■ OBJECTIVE
In your copy, include every line of the listing below exactly but none of the pictures.
--- start INPUT ---
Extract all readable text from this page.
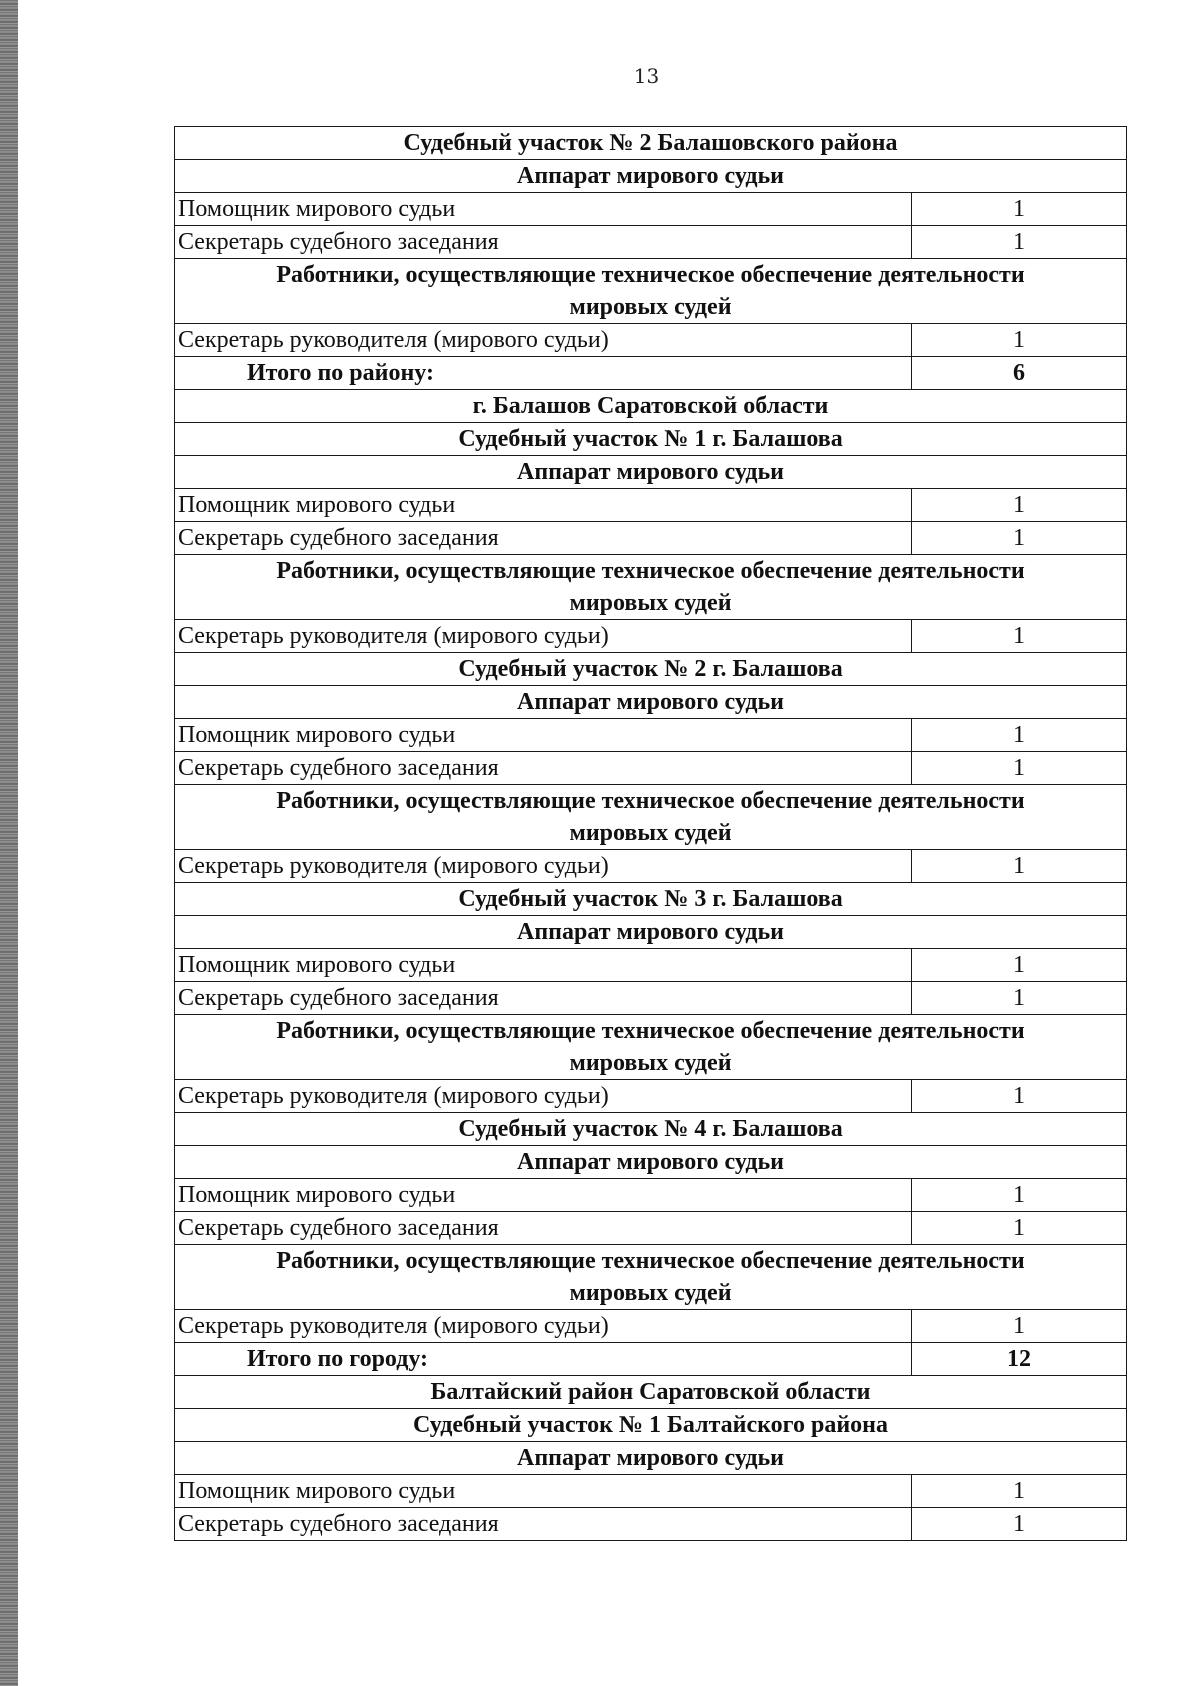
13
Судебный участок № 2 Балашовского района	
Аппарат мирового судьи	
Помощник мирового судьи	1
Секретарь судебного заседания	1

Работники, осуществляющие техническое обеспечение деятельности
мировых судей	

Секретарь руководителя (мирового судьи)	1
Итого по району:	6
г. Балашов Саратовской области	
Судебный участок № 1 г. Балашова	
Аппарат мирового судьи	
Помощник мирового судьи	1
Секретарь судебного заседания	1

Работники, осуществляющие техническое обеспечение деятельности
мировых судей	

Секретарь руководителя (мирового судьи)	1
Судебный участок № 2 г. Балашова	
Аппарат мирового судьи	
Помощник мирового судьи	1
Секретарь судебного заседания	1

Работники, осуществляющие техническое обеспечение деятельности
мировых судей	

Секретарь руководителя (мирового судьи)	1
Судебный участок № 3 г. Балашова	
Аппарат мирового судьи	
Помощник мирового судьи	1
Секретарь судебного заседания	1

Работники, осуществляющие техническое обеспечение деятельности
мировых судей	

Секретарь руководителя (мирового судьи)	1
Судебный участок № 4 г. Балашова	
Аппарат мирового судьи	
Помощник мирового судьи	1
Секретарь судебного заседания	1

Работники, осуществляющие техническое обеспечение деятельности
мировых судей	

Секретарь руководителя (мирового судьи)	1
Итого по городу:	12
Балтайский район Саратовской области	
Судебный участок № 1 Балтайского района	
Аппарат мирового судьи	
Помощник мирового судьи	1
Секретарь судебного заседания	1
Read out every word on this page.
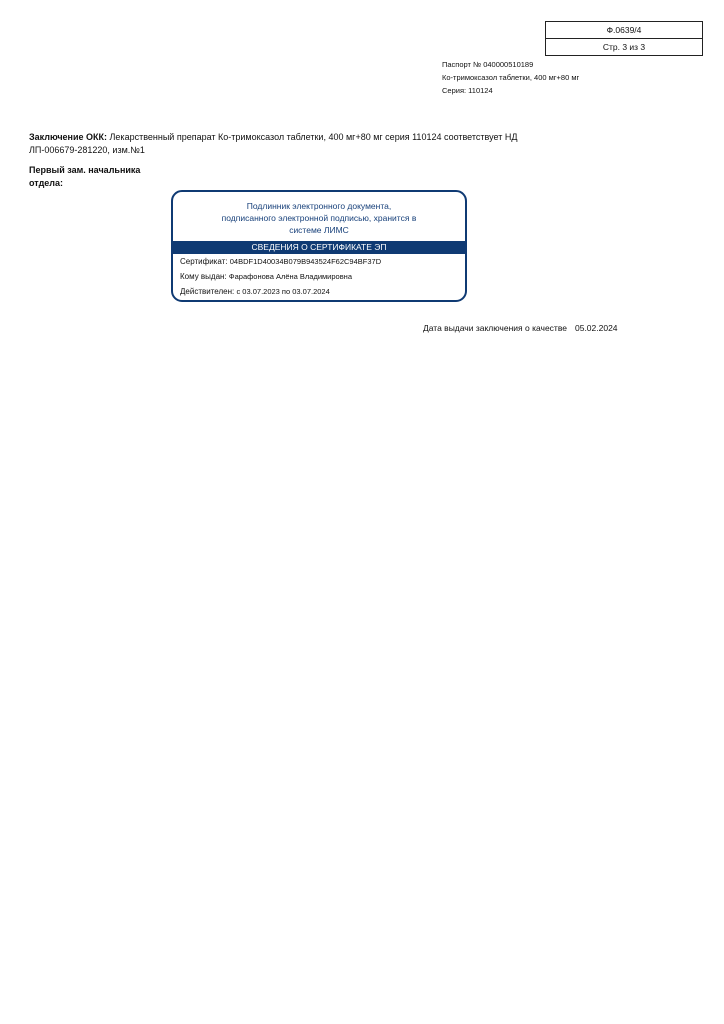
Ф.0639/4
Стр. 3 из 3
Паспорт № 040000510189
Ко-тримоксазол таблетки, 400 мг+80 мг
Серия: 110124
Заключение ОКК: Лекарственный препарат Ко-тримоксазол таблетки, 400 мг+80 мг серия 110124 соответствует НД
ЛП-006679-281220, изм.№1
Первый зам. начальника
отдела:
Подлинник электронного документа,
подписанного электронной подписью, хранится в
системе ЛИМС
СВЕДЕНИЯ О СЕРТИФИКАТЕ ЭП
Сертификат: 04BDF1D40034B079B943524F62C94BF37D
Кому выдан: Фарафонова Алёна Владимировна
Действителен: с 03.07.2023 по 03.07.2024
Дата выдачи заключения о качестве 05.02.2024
--- end INPUT ---
■ RESULT
Extract all readable text from this page.
13
Судебный участок № 2 Балашовского района	
Аппарат мирового судьи	
Помощник мирового судьи	1
Секретарь судебного заседания	1

Работники, осуществляющие техническое обеспечение деятельности
мировых судей	

Секретарь руководителя (мирового судьи)	1
Итого по району:	6
г. Балашов Саратовской области	
Судебный участок № 1 г. Балашова	
Аппарат мирового судьи	
Помощник мирового судьи	1
Секретарь судебного заседания	1

Работники, осуществляющие техническое обеспечение деятельности
мировых судей	

Секретарь руководителя (мирового судьи)	1
Судебный участок № 2 г. Балашова	
Аппарат мирового судьи	
Помощник мирового судьи	1
Секретарь судебного заседания	1

Работники, осуществляющие техническое обеспечение деятельности
мировых судей	

Секретарь руководителя (мирового судьи)	1
Судебный участок № 3 г. Балашова	
Аппарат мирового судьи	
Помощник мирового судьи	1
Секретарь судебного заседания	1

Работники, осуществляющие техническое обеспечение деятельности
мировых судей	

Секретарь руководителя (мирового судьи)	1
Судебный участок № 4 г. Балашова	
Аппарат мирового судьи	
Помощник мирового судьи	1
Секретарь судебного заседания	1

Работники, осуществляющие техническое обеспечение деятельности
мировых судей	

Секретарь руководителя (мирового судьи)	1
Итого по городу:	12
Балтайский район Саратовской области	
Судебный участок № 1 Балтайского района	
Аппарат мирового судьи	
Помощник мирового судьи	1
Секретарь судебного заседания	1
Read out every word on this page.
Ф.0639/4
Стр. 3 из 3
Паспорт № 040000510189
Ко-тримоксазол таблетки, 400 мг+80 мг
Серия: 110124
Заключение ОКК: Лекарственный препарат Ко-тримоксазол таблетки, 400 мг+80 мг серия 110124 соответствует НД
ЛП-006679-281220, изм.№1
Первый зам. начальника
отдела:
Подлинник электронного документа,
подписанного электронной подписью, хранится в
системе ЛИМС
СВЕДЕНИЯ О СЕРТИФИКАТЕ ЭП
Сертификат: 04BDF1D40034B079B943524F62C94BF37D
Кому выдан: Фарафонова Алёна Владимировна
Действителен: с 03.07.2023 по 03.07.2024
Дата выдачи заключения о качестве 05.02.2024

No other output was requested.